## To do
Transcribe the material in full. Nothing should differ except that the pictures are left out.
>> BEGIN Data for this task
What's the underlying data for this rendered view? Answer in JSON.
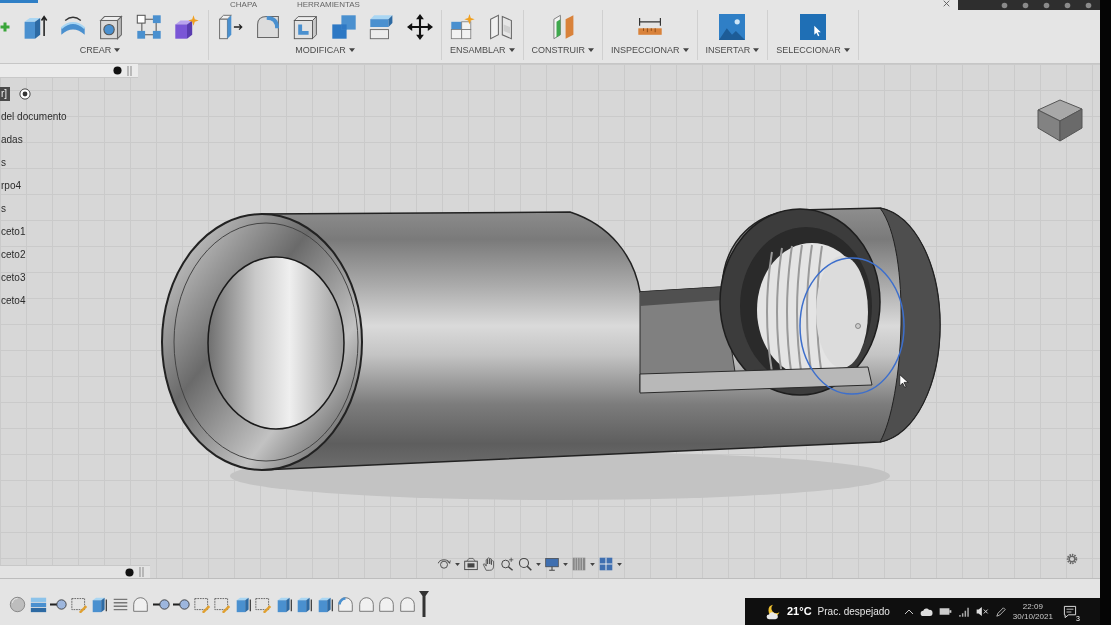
{
  "toolbar": {
    "tabs": [
      {
        "label": "CHAPA"
      },
      {
        "label": "HERRAMIENTAS"
      }
    ],
    "groups": [
      {
        "label": "CREAR"
      },
      {
        "label": "MODIFICAR"
      },
      {
        "label": "ENSAMBLAR"
      },
      {
        "label": "CONSTRUIR"
      },
      {
        "label": "INSPECCIONAR"
      },
      {
        "label": "INSERTAR"
      },
      {
        "label": "SELECCIONAR"
      }
    ]
  },
  "browser": {
    "items": [
      {
        "label": "r]",
        "kind": "component",
        "selected": true
      },
      {
        "label": "del documento",
        "kind": "entry",
        "selected": false
      },
      {
        "label": "adas",
        "kind": "entry",
        "selected": false
      },
      {
        "label": "s",
        "kind": "entry",
        "selected": false
      },
      {
        "label": "rpo4",
        "kind": "entry",
        "selected": false
      },
      {
        "label": "s",
        "kind": "entry",
        "selected": false
      },
      {
        "label": "ceto1",
        "kind": "entry",
        "selected": false
      },
      {
        "label": "ceto2",
        "kind": "entry",
        "selected": false
      },
      {
        "label": "ceto3",
        "kind": "entry",
        "selected": false
      },
      {
        "label": "ceto4",
        "kind": "entry",
        "selected": false
      }
    ]
  },
  "taskbar": {
    "weather": {
      "temperature": "21°C",
      "condition": "Prac. despejado"
    },
    "clock": {
      "time": "22:09",
      "date": "30/10/2021"
    },
    "notifications": {
      "count": "3"
    }
  }
}
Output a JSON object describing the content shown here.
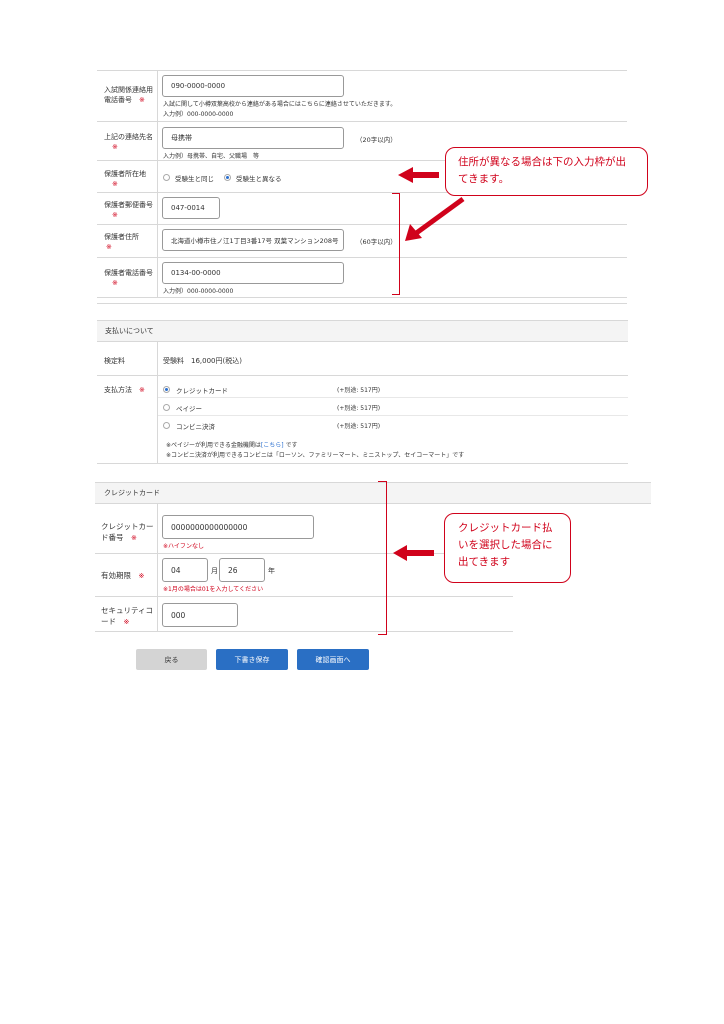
{
  "guardian": {
    "emergency_phone": {
      "label_line1": "入試関係連絡用",
      "label_line2": "電話番号",
      "required": "※",
      "value": "090-0000-0000",
      "note": "入試に関して小樽双葉高校から連絡がある場合にはこちらに連絡させていただきます。",
      "example": "入力例）000-0000-0000"
    },
    "contact_name": {
      "label": "上記の連絡先名",
      "required": "※",
      "value": "母携帯",
      "limit": "（20字以内）",
      "example": "入力例）母携帯、自宅、父職場　等"
    },
    "residence": {
      "label": "保護者所在地",
      "required": "※",
      "option_same": "受験生と同じ",
      "option_diff": "受験生と異なる",
      "selected": "option_diff"
    },
    "postal": {
      "label": "保護者郵便番号",
      "required": "※",
      "value": "047-0014"
    },
    "address": {
      "label": "保護者住所",
      "required": "※",
      "value": "北海道小樽市住ノ江1丁目3番17号 双葉マンション208号",
      "limit": "（60字以内）"
    },
    "phone": {
      "label": "保護者電話番号",
      "required": "※",
      "value": "0134-00-0000",
      "example": "入力例）000-0000-0000"
    }
  },
  "payment": {
    "section_title": "支払いについて",
    "fee_label": "検定料",
    "fee_value": "受験料　16,000円(税込)",
    "method_label": "支払方法",
    "required": "※",
    "methods": [
      {
        "label": "クレジットカード",
        "fee": "(+別途: 517円)",
        "selected": true
      },
      {
        "label": "ペイジー",
        "fee": "(+別途: 517円)",
        "selected": false
      },
      {
        "label": "コンビニ決済",
        "fee": "(+別途: 517円)",
        "selected": false
      }
    ],
    "note1_prefix": "※ペイジーが利用できる金融機関は",
    "note1_link": "[こちら]",
    "note1_suffix": " です",
    "note2": "※コンビニ決済が利用できるコンビニは「ローソン、ファミリーマート、ミニストップ、セイコーマート」です"
  },
  "credit": {
    "section_title": "クレジットカード",
    "card_label_line1": "クレジットカー",
    "card_label_line2": "ド番号",
    "required": "※",
    "card_value": "0000000000000000",
    "card_hint": "※ハイフンなし",
    "expiry_label": "有効期限",
    "month_value": "04",
    "month_unit": "月",
    "year_value": "26",
    "year_unit": "年",
    "expiry_hint": "※1月の場合は01を入力してください",
    "cvc_label_line1": "セキュリティコ",
    "cvc_label_line2": "ード",
    "cvc_value": "000"
  },
  "buttons": {
    "back": "戻る",
    "draft": "下書き保存",
    "confirm": "確認画面へ"
  },
  "callouts": {
    "address_line1": "住所が異なる場合は下の入力枠が出",
    "address_line2": "てきます。",
    "card_line1": "クレジットカード払",
    "card_line2": "いを選択した場合に",
    "card_line3": "出てきます"
  },
  "colors": {
    "accent_red": "#d0021b",
    "button_blue": "#2a6fc4",
    "button_gray": "#d4d4d4",
    "radio_blue": "#2a6fd0"
  }
}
>> END Data for this task
## Solution to the problem
What's the underlying data for this rendered view? Answer in JSON.
{
  "toolbar": {
    "tabs": [
      {
        "label": "CHAPA"
      },
      {
        "label": "HERRAMIENTAS"
      }
    ],
    "groups": [
      {
        "label": "CREAR"
      },
      {
        "label": "MODIFICAR"
      },
      {
        "label": "ENSAMBLAR"
      },
      {
        "label": "CONSTRUIR"
      },
      {
        "label": "INSPECCIONAR"
      },
      {
        "label": "INSERTAR"
      },
      {
        "label": "SELECCIONAR"
      }
    ]
  },
  "browser": {
    "items": [
      {
        "label": "r]",
        "kind": "component",
        "selected": true
      },
      {
        "label": "del documento",
        "kind": "entry",
        "selected": false
      },
      {
        "label": "adas",
        "kind": "entry",
        "selected": false
      },
      {
        "label": "s",
        "kind": "entry",
        "selected": false
      },
      {
        "label": "rpo4",
        "kind": "entry",
        "selected": false
      },
      {
        "label": "s",
        "kind": "entry",
        "selected": false
      },
      {
        "label": "ceto1",
        "kind": "entry",
        "selected": false
      },
      {
        "label": "ceto2",
        "kind": "entry",
        "selected": false
      },
      {
        "label": "ceto3",
        "kind": "entry",
        "selected": false
      },
      {
        "label": "ceto4",
        "kind": "entry",
        "selected": false
      }
    ]
  },
  "taskbar": {
    "weather": {
      "temperature": "21°C",
      "condition": "Prac. despejado"
    },
    "clock": {
      "time": "22:09",
      "date": "30/10/2021"
    },
    "notifications": {
      "count": "3"
    }
  }
}
Output a JSON object describing the content shown here.
{
  "guardian": {
    "emergency_phone": {
      "label_line1": "入試関係連絡用",
      "label_line2": "電話番号",
      "required": "※",
      "value": "090-0000-0000",
      "note": "入試に関して小樽双葉高校から連絡がある場合にはこちらに連絡させていただきます。",
      "example": "入力例）000-0000-0000"
    },
    "contact_name": {
      "label": "上記の連絡先名",
      "required": "※",
      "value": "母携帯",
      "limit": "（20字以内）",
      "example": "入力例）母携帯、自宅、父職場　等"
    },
    "residence": {
      "label": "保護者所在地",
      "required": "※",
      "option_same": "受験生と同じ",
      "option_diff": "受験生と異なる",
      "selected": "option_diff"
    },
    "postal": {
      "label": "保護者郵便番号",
      "required": "※",
      "value": "047-0014"
    },
    "address": {
      "label": "保護者住所",
      "required": "※",
      "value": "北海道小樽市住ノ江1丁目3番17号 双葉マンション208号",
      "limit": "（60字以内）"
    },
    "phone": {
      "label": "保護者電話番号",
      "required": "※",
      "value": "0134-00-0000",
      "example": "入力例）000-0000-0000"
    }
  },
  "payment": {
    "section_title": "支払いについて",
    "fee_label": "検定料",
    "fee_value": "受験料　16,000円(税込)",
    "method_label": "支払方法",
    "required": "※",
    "methods": [
      {
        "label": "クレジットカード",
        "fee": "(+別途: 517円)",
        "selected": true
      },
      {
        "label": "ペイジー",
        "fee": "(+別途: 517円)",
        "selected": false
      },
      {
        "label": "コンビニ決済",
        "fee": "(+別途: 517円)",
        "selected": false
      }
    ],
    "note1_prefix": "※ペイジーが利用できる金融機関は",
    "note1_link": "[こちら]",
    "note1_suffix": " です",
    "note2": "※コンビニ決済が利用できるコンビニは「ローソン、ファミリーマート、ミニストップ、セイコーマート」です"
  },
  "credit": {
    "section_title": "クレジットカード",
    "card_label_line1": "クレジットカー",
    "card_label_line2": "ド番号",
    "required": "※",
    "card_value": "0000000000000000",
    "card_hint": "※ハイフンなし",
    "expiry_label": "有効期限",
    "month_value": "04",
    "month_unit": "月",
    "year_value": "26",
    "year_unit": "年",
    "expiry_hint": "※1月の場合は01を入力してください",
    "cvc_label_line1": "セキュリティコ",
    "cvc_label_line2": "ード",
    "cvc_value": "000"
  },
  "buttons": {
    "back": "戻る",
    "draft": "下書き保存",
    "confirm": "確認画面へ"
  },
  "callouts": {
    "address_line1": "住所が異なる場合は下の入力枠が出",
    "address_line2": "てきます。",
    "card_line1": "クレジットカード払",
    "card_line2": "いを選択した場合に",
    "card_line3": "出てきます"
  },
  "colors": {
    "accent_red": "#d0021b",
    "button_blue": "#2a6fc4",
    "button_gray": "#d4d4d4",
    "radio_blue": "#2a6fd0"
  }
}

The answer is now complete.